Please reproduce word for word the part of the book review starting with "Not the End of the World - Christopher" and going on through "on being wrong.".

* _Text excerpt_
▼

Thursday, June 12

Not the End of the World - Christopher Brookmyre

Only nine months til the end of the millennium and the end of the world is being prematurely hailed across the globe - nowhere more so than apotheosis of American cities, Santa Monica, California. Sergeant Larry Freeman, stuck on babysitting detail at the American Feature Film Market's annual convention, is perturbed to notice a counter-meeting across the street. It's televangelist Luther St James and his Festival of Light, calling hellfire down on one of AFFM's showcases, porn-star-turned-actress Maddy Witherson, daughter of a republican senator. Luther St John predicts a tidal wave sent by God to wipe out the defilers, and he's not taking any chances on being wrong.
Like the other Brookmyre's I've read thus far (and I'm working hard at staving off a glut), Not the End of the World more than delivers. Separate strands come together in a deeply satisfying way, the plot twists are unexpected, the characters sharp and deftly drawn, and there are smart comedic asides that catch the reader unaware; after pointing out a Nietzsche reference in an unexpected place, Freeman says he read it on a corn flakes box: "If I'd had Cheerio's instead of corn flakes I never would have known - Cheerio's are still running their Gems of Kierkegaard series." And the throwaway line that online news groups (which, almost ten years later, we can apply to a disturbingly large number of online forums, blogs and random sites) are "syntax meets chaos theory" is gold.

▲

* _Recorded data_

▼

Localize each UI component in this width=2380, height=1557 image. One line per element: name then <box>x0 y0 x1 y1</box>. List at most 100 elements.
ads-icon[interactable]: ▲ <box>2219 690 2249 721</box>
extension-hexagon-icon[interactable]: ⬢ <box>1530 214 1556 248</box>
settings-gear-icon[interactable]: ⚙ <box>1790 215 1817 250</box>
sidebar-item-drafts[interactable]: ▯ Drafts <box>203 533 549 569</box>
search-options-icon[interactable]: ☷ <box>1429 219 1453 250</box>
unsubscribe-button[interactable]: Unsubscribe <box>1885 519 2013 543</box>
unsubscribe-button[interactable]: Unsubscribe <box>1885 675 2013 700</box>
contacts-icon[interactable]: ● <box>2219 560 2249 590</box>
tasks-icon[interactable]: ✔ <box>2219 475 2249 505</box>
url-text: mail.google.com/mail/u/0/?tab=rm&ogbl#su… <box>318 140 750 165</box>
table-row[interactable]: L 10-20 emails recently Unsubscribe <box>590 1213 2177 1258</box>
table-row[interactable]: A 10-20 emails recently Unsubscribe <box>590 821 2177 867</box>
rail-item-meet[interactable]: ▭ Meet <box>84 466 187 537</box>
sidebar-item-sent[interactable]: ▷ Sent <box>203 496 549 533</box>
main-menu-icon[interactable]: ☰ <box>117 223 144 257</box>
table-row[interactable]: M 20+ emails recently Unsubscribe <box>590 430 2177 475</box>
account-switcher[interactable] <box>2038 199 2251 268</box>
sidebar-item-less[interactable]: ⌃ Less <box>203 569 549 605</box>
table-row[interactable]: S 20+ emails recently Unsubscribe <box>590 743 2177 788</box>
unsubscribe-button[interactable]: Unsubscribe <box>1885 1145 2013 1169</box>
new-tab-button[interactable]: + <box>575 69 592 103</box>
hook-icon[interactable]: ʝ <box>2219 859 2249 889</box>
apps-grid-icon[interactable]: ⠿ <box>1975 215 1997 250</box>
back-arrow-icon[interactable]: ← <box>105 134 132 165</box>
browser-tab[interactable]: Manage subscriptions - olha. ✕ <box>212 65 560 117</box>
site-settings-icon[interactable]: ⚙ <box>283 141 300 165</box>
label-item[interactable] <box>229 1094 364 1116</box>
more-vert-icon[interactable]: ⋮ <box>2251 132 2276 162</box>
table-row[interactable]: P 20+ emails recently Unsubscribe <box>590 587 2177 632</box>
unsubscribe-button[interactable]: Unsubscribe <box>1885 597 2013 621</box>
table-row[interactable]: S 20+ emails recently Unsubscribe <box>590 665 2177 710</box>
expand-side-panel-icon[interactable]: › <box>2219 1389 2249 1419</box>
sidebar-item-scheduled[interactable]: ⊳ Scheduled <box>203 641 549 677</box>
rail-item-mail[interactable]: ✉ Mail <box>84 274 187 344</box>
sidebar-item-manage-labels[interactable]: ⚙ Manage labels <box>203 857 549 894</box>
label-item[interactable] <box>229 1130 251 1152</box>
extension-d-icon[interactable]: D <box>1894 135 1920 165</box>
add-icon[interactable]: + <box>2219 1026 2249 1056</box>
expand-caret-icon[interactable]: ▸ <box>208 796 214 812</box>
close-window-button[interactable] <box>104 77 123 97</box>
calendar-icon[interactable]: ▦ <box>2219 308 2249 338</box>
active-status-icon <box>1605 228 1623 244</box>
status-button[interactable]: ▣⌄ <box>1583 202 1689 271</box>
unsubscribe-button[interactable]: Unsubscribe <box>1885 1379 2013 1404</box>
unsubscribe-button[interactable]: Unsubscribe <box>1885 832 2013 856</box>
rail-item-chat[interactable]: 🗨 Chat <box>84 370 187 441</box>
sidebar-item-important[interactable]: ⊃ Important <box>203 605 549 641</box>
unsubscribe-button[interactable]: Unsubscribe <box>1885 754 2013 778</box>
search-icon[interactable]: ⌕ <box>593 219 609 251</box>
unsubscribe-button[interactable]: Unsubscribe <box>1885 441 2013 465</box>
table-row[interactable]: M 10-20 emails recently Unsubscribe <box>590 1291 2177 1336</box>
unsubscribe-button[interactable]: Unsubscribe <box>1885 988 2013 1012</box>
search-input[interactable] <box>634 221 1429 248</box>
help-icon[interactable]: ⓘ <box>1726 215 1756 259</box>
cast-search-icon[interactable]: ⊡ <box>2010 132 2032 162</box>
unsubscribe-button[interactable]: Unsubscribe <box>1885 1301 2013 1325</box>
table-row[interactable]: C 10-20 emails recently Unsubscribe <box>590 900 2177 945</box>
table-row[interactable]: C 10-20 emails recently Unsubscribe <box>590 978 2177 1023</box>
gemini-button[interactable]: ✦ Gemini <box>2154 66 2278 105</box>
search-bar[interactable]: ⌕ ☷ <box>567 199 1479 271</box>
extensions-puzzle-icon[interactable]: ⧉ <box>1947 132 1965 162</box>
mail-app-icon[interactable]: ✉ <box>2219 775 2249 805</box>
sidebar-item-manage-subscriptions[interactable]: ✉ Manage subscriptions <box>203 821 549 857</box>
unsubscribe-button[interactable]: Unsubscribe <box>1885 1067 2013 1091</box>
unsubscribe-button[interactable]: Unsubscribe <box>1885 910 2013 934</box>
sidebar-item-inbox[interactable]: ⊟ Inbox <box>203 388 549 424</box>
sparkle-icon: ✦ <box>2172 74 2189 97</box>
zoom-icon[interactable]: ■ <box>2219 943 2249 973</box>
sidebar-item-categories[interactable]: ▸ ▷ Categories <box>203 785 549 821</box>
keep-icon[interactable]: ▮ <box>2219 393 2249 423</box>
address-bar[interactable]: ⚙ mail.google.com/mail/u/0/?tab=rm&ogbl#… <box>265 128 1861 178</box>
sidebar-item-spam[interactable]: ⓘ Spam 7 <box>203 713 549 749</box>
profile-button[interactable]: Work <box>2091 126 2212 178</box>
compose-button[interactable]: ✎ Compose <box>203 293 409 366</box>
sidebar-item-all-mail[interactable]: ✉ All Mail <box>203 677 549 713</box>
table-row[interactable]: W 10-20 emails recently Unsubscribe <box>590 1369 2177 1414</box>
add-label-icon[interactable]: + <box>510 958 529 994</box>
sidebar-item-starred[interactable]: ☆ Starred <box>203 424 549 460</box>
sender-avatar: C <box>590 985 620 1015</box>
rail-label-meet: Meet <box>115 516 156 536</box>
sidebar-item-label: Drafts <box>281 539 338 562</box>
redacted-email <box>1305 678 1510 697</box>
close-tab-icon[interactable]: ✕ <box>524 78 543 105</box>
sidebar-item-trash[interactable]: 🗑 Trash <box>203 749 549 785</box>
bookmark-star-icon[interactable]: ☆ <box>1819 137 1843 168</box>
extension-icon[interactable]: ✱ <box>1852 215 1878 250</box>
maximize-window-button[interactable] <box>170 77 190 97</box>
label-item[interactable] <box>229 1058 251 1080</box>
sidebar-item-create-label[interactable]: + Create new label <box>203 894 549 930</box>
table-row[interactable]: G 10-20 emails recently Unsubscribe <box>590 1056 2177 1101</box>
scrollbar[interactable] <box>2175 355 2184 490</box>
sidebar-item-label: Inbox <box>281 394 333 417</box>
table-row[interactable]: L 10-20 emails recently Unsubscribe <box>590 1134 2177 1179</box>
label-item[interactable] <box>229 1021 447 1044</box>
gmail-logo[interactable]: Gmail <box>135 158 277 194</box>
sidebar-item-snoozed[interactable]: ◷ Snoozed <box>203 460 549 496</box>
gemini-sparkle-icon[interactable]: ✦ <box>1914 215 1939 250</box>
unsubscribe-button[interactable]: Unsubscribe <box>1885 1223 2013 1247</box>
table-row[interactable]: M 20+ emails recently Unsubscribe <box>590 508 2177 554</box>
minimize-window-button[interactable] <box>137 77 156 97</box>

▲

* _Solution to the problem_
Not the End of the World - Christopher Brookmyre

Only nine months til the end of the millennium and the end of the world is being prematurely hailed across the globe - nowhere more so than apotheosis of American cities, Santa Monica, California. Sergeant Larry Freeman, stuck on babysitting detail at the American Feature Film Market's annual convention, is perturbed to notice a counter-meeting across the street. It's televangelist Luther St James and his Festival of Light, calling hellfire down on one of AFFM's showcases, porn-star-turned-actress Maddy Witherson, daughter of a republican senator. Luther St John predicts a tidal wave sent by God to wipe out the defilers, and he's not taking any chances on being wrong.